# THE INPUT
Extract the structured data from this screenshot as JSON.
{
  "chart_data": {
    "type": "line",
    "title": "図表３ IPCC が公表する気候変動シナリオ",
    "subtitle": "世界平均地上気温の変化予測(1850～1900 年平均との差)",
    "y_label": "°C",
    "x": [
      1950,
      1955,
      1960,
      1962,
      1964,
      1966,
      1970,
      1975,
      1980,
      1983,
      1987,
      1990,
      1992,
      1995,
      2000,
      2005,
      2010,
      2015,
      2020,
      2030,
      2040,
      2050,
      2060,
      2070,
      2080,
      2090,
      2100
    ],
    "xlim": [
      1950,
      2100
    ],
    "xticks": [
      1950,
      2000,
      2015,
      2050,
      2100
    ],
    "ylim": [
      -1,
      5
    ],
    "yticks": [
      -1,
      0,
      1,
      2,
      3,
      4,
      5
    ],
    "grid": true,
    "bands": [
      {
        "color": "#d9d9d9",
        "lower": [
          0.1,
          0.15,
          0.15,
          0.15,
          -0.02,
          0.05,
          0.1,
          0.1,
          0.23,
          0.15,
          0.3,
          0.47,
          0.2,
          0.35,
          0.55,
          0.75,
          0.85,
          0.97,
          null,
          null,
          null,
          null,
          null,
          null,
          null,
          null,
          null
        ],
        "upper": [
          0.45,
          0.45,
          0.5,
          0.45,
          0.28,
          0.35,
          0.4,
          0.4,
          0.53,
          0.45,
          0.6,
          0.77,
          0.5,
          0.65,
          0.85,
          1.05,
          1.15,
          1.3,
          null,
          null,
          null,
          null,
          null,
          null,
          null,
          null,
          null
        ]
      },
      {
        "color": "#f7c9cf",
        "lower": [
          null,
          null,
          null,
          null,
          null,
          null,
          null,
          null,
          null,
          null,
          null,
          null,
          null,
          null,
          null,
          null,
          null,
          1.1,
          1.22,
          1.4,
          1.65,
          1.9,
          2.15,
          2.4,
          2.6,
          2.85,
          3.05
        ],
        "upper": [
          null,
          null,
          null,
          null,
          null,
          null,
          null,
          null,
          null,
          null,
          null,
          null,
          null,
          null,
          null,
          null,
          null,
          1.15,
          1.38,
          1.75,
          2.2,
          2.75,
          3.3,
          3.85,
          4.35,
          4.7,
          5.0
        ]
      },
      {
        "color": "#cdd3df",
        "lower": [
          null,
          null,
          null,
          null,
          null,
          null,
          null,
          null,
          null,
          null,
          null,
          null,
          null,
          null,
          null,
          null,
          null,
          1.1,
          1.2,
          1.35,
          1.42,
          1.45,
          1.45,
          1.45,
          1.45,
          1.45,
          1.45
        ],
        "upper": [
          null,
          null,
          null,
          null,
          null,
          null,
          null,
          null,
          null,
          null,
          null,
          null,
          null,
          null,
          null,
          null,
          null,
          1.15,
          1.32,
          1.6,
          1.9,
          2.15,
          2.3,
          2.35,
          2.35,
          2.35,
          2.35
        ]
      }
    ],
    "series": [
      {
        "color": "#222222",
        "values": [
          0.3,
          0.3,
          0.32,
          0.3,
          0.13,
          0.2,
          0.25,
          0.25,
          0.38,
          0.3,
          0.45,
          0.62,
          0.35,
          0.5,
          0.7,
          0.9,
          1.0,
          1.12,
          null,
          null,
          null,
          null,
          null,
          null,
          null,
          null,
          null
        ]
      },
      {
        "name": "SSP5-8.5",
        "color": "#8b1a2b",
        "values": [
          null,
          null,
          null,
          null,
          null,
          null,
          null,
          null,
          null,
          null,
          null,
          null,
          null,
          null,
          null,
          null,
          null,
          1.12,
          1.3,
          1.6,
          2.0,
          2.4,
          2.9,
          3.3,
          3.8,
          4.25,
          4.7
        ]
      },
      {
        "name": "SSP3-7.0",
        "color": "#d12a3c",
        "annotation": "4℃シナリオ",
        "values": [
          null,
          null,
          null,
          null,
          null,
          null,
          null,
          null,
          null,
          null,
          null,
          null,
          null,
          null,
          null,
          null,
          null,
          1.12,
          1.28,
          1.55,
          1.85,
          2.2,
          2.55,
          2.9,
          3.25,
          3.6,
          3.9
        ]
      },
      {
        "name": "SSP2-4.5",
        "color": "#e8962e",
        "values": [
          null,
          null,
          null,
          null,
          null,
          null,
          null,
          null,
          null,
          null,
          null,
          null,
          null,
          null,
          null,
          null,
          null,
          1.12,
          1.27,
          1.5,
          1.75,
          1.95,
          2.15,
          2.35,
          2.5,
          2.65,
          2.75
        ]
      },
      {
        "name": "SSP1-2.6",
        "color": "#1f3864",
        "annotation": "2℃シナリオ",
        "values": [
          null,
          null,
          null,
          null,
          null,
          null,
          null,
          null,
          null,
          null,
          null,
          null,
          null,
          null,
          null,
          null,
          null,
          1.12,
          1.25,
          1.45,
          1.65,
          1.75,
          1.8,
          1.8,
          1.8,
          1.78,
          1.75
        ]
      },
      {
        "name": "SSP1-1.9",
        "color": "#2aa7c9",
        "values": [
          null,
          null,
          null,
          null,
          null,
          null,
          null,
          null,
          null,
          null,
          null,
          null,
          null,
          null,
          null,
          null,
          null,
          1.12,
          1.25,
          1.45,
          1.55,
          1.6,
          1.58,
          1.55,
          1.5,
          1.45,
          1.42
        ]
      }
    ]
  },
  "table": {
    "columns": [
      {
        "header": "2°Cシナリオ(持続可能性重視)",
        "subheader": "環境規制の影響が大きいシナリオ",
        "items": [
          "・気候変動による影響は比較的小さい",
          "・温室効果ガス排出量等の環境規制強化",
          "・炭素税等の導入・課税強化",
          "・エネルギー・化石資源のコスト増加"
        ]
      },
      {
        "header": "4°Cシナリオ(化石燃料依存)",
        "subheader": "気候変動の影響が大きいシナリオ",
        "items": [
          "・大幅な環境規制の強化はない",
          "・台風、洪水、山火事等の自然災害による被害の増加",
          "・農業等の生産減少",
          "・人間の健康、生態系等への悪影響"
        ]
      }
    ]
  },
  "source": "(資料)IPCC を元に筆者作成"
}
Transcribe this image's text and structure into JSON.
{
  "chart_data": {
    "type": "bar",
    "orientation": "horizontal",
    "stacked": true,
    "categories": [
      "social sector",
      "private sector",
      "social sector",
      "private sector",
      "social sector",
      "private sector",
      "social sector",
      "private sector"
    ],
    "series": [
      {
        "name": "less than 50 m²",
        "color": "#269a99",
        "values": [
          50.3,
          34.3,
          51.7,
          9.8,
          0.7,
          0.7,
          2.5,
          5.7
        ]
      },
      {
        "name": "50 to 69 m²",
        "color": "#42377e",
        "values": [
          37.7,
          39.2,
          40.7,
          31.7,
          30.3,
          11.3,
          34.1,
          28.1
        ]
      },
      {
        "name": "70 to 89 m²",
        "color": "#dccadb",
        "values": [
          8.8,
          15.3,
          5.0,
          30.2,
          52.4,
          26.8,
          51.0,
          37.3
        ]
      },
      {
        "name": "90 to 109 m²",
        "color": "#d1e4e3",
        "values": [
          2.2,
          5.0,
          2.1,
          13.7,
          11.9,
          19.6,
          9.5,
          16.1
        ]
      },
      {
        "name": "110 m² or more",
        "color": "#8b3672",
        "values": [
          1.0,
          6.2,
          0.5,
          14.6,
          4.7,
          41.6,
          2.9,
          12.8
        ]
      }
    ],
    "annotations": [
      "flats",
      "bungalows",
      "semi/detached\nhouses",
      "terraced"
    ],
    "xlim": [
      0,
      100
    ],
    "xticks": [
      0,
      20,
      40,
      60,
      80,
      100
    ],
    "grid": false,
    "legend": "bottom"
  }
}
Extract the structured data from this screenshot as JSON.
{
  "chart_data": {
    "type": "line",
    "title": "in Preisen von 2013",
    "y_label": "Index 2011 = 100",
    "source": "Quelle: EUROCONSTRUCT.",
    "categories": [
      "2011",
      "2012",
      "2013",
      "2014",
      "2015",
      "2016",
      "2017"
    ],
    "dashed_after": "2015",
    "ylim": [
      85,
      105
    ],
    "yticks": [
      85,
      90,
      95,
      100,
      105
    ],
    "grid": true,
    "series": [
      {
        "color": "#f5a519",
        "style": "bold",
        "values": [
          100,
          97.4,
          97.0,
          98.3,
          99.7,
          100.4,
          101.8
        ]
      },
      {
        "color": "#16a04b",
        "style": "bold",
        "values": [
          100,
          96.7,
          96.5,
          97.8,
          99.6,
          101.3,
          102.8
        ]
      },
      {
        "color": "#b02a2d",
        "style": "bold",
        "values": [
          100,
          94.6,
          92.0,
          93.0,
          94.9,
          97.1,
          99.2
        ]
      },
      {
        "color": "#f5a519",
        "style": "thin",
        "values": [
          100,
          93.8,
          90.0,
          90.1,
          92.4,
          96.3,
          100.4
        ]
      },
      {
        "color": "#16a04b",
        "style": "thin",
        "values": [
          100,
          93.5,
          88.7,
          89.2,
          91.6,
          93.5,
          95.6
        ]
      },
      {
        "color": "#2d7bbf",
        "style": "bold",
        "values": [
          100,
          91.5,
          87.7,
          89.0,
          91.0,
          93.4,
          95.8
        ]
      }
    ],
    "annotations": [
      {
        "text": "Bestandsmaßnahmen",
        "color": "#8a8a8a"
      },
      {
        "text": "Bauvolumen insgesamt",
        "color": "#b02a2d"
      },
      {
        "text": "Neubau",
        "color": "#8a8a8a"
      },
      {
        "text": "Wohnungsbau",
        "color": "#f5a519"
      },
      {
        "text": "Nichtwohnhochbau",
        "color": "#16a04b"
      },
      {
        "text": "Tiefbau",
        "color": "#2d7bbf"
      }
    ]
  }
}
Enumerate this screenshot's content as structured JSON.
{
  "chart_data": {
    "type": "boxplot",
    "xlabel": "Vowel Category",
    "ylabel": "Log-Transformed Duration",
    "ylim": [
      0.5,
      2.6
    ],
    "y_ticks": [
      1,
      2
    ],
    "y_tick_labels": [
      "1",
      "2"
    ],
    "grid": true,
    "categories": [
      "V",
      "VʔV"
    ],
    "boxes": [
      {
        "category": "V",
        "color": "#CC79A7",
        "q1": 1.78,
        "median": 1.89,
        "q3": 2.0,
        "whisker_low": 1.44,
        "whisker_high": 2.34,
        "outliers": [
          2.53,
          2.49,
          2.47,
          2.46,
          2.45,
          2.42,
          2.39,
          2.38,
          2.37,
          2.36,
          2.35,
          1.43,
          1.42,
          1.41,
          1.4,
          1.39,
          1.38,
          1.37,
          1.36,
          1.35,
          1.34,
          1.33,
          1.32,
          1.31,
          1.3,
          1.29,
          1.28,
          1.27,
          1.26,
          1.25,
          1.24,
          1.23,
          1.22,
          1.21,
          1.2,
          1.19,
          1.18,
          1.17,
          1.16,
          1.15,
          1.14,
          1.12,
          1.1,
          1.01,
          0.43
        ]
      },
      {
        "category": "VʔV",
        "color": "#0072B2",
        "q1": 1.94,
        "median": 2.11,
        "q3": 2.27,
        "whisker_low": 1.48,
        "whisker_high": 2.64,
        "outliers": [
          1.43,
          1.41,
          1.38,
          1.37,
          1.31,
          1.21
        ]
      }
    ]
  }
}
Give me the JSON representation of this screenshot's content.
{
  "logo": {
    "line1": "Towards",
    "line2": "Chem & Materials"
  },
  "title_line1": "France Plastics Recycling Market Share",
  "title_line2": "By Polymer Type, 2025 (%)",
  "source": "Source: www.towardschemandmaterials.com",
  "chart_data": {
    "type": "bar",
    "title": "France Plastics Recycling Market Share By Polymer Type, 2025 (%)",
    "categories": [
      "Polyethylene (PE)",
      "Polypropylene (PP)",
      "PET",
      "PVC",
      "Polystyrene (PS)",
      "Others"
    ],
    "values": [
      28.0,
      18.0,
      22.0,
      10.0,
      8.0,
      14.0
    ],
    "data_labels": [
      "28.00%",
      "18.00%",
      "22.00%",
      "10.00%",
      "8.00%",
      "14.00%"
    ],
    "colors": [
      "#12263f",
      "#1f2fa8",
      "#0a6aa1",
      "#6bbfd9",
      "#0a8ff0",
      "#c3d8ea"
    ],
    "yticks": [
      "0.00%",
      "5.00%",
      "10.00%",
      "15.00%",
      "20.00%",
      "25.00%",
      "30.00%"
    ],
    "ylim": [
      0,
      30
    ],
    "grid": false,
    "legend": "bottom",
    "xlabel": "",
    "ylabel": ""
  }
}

# REQUIREMENT
Identify the lines in the entries that hold "IPCC" and return each one.

# WRITTEN SOLUTION
    "title": "図表３ IPCC が公表する気候変動シナリオ",
  "source": "(資料)IPCC を元に筆者作成"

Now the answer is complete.